> **Aim of the task**:
Look for "boundary" in each line of the entries, and return the matching lines.

Saved entries
..............................

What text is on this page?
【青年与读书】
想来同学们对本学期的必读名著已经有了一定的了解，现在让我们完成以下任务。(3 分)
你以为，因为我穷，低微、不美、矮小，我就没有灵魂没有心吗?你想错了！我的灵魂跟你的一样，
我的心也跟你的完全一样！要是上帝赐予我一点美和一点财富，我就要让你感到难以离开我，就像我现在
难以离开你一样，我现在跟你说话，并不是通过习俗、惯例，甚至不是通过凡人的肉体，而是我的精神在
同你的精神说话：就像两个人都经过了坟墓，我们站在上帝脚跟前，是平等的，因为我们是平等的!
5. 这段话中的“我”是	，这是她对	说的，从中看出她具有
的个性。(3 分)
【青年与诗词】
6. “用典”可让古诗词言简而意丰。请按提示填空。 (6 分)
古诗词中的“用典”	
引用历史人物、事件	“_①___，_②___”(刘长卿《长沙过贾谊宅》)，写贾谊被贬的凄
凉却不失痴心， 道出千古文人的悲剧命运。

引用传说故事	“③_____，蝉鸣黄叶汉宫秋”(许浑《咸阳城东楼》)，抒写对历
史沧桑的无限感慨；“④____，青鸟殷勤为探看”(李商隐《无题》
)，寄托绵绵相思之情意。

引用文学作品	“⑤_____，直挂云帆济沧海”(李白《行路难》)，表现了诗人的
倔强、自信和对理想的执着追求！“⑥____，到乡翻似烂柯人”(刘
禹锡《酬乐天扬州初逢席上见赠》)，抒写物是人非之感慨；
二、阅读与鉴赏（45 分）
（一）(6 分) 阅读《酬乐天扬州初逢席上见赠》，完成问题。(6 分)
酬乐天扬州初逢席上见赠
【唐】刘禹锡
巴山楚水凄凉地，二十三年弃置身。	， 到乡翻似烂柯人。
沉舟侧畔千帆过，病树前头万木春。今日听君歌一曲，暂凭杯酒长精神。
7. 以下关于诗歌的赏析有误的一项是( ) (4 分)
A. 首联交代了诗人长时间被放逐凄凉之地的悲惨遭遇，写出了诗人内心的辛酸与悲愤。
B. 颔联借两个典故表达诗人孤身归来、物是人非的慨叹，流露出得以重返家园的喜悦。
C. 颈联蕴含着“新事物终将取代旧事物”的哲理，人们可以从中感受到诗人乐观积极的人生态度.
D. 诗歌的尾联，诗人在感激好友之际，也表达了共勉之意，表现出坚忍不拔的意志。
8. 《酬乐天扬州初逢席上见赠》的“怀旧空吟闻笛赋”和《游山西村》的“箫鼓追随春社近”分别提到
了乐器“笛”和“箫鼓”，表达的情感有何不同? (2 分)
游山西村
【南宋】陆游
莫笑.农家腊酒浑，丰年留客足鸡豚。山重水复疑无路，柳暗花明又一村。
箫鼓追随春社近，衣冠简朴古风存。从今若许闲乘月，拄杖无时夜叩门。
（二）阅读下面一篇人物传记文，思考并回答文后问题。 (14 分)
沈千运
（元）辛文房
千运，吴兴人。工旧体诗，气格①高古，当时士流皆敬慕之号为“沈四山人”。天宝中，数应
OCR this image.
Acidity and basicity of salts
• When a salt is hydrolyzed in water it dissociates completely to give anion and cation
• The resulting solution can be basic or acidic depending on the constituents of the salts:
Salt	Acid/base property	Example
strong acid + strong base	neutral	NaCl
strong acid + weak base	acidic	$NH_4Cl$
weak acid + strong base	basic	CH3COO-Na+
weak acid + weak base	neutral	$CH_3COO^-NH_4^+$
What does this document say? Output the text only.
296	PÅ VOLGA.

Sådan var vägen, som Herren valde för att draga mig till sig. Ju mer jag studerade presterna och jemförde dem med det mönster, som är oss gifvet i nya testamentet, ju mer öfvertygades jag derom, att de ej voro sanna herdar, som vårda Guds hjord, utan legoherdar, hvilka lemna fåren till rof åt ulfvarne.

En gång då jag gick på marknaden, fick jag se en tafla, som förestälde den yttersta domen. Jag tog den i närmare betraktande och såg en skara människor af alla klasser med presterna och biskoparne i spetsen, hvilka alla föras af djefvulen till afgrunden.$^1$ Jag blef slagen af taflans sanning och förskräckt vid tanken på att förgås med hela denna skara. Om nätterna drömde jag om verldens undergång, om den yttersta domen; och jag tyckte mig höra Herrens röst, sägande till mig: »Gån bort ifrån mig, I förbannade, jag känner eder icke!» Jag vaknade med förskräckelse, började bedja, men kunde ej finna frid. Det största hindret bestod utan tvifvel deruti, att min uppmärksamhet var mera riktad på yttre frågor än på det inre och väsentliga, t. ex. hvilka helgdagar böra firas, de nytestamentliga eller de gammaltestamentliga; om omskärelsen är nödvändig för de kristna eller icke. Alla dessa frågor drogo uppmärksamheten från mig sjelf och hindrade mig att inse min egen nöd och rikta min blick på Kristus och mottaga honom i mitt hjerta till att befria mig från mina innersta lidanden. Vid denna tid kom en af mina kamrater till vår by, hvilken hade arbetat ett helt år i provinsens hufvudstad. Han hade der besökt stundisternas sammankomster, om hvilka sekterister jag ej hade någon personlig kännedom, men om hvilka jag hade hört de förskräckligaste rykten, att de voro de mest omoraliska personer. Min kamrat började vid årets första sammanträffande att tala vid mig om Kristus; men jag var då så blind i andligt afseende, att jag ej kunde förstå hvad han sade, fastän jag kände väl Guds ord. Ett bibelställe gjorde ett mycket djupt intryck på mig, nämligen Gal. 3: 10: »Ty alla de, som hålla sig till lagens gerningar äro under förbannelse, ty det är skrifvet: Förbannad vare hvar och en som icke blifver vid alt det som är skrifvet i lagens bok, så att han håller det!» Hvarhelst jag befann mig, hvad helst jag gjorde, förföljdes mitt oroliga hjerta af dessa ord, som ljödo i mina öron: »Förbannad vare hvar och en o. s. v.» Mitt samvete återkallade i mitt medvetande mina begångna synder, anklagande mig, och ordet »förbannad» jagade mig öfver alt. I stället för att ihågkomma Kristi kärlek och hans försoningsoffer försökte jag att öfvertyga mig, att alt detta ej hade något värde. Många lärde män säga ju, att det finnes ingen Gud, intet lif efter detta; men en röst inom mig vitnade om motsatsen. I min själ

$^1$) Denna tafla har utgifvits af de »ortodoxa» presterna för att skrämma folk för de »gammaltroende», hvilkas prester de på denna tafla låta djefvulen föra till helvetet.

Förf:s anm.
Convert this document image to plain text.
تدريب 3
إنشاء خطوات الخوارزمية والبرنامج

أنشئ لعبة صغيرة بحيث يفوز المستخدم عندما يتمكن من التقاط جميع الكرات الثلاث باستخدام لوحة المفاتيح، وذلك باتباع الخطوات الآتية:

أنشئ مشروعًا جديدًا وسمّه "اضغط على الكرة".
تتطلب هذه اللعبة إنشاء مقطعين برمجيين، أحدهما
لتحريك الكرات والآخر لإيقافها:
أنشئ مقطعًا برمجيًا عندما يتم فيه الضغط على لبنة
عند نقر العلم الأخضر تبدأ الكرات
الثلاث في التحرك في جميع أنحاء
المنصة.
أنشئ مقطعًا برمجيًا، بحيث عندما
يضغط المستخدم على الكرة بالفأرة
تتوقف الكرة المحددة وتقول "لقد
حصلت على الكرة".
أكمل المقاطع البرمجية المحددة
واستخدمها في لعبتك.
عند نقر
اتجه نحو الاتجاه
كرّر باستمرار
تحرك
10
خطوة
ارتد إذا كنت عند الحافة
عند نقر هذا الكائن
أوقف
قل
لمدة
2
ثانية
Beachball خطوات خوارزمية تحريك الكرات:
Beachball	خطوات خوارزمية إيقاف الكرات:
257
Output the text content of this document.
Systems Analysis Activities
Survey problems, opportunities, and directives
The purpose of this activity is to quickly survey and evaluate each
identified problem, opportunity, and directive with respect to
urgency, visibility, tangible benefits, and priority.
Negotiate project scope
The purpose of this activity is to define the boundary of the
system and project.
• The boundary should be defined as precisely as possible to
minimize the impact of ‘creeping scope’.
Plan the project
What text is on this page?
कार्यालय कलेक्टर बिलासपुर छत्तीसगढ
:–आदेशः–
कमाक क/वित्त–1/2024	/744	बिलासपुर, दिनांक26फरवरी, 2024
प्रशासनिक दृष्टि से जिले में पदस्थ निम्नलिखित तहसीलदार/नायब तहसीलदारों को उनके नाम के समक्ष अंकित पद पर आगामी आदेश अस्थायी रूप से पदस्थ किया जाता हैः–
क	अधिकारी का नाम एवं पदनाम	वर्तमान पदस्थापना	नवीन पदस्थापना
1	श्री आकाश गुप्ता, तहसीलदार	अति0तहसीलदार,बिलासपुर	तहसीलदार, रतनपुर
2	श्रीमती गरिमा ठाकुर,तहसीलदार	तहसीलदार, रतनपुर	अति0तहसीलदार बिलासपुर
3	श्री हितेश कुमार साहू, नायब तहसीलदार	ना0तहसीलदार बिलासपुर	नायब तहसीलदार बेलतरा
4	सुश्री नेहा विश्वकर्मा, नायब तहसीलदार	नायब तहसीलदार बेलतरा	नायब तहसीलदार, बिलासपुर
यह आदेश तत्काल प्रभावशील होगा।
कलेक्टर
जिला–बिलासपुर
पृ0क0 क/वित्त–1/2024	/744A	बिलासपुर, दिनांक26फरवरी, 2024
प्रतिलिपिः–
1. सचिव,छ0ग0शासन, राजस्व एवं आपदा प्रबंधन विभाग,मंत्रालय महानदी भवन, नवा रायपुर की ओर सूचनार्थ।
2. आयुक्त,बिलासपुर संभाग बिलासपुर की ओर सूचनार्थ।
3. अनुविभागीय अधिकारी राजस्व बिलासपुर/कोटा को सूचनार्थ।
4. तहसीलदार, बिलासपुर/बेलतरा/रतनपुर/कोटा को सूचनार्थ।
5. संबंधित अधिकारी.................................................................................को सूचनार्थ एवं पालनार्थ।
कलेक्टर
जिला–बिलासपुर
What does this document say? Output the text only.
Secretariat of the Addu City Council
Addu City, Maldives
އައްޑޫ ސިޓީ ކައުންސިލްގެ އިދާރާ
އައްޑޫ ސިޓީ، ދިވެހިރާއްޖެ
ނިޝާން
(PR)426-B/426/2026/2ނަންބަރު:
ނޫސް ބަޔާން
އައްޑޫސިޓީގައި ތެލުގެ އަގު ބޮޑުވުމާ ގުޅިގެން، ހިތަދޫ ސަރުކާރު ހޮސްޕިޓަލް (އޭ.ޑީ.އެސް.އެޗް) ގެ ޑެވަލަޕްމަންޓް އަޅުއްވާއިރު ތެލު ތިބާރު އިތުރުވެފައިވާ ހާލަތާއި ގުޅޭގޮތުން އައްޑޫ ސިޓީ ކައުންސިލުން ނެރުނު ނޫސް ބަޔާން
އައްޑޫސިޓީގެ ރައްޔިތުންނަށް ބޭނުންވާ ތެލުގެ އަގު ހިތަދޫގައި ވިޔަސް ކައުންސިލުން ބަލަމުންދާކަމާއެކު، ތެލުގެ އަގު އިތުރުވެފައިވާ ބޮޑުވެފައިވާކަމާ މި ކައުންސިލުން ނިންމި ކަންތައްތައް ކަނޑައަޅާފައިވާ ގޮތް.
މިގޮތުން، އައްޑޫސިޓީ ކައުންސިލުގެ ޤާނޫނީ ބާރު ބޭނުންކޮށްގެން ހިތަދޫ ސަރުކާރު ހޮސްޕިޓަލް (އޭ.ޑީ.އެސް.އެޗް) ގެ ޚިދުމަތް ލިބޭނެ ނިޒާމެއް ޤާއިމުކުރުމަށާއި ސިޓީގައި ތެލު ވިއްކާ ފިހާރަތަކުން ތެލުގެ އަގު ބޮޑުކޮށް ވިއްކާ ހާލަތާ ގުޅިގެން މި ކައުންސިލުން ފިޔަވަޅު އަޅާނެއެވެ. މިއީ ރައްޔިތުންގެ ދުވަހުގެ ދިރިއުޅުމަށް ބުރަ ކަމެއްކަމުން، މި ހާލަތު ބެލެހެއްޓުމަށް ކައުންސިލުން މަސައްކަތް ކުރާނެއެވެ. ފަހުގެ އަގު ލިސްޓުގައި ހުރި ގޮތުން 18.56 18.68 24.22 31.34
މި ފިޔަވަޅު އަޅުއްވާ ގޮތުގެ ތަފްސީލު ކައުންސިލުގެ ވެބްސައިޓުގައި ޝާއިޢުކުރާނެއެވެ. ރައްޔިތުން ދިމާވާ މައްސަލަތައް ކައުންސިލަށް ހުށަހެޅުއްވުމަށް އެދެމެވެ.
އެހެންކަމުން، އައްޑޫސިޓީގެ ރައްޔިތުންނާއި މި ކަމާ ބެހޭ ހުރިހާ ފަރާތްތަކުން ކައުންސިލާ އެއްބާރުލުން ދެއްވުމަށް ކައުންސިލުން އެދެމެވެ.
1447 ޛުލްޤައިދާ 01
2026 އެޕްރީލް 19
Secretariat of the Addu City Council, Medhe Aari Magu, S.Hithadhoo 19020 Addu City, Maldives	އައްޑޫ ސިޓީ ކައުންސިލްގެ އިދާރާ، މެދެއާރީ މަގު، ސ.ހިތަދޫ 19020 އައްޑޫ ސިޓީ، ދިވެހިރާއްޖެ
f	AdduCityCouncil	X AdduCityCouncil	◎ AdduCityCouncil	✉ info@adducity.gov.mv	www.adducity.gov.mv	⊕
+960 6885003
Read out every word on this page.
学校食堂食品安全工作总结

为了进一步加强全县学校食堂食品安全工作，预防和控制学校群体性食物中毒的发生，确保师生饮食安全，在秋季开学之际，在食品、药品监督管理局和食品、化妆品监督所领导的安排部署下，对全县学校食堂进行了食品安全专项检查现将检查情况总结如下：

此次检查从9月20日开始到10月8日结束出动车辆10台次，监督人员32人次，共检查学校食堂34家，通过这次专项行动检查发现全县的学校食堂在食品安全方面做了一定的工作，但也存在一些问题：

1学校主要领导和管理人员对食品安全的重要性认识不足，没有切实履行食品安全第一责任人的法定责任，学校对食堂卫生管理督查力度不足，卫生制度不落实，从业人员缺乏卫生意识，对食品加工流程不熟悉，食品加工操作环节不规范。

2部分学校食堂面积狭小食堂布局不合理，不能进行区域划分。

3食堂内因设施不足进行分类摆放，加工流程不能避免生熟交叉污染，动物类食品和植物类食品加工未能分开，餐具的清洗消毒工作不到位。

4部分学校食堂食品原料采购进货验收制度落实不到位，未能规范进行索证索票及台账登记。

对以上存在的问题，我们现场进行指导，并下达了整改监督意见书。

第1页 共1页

..............................

> **Written answer**:
The purpose of this activity is to define the boundary of the
• The boundary should be defined as precisely as possible to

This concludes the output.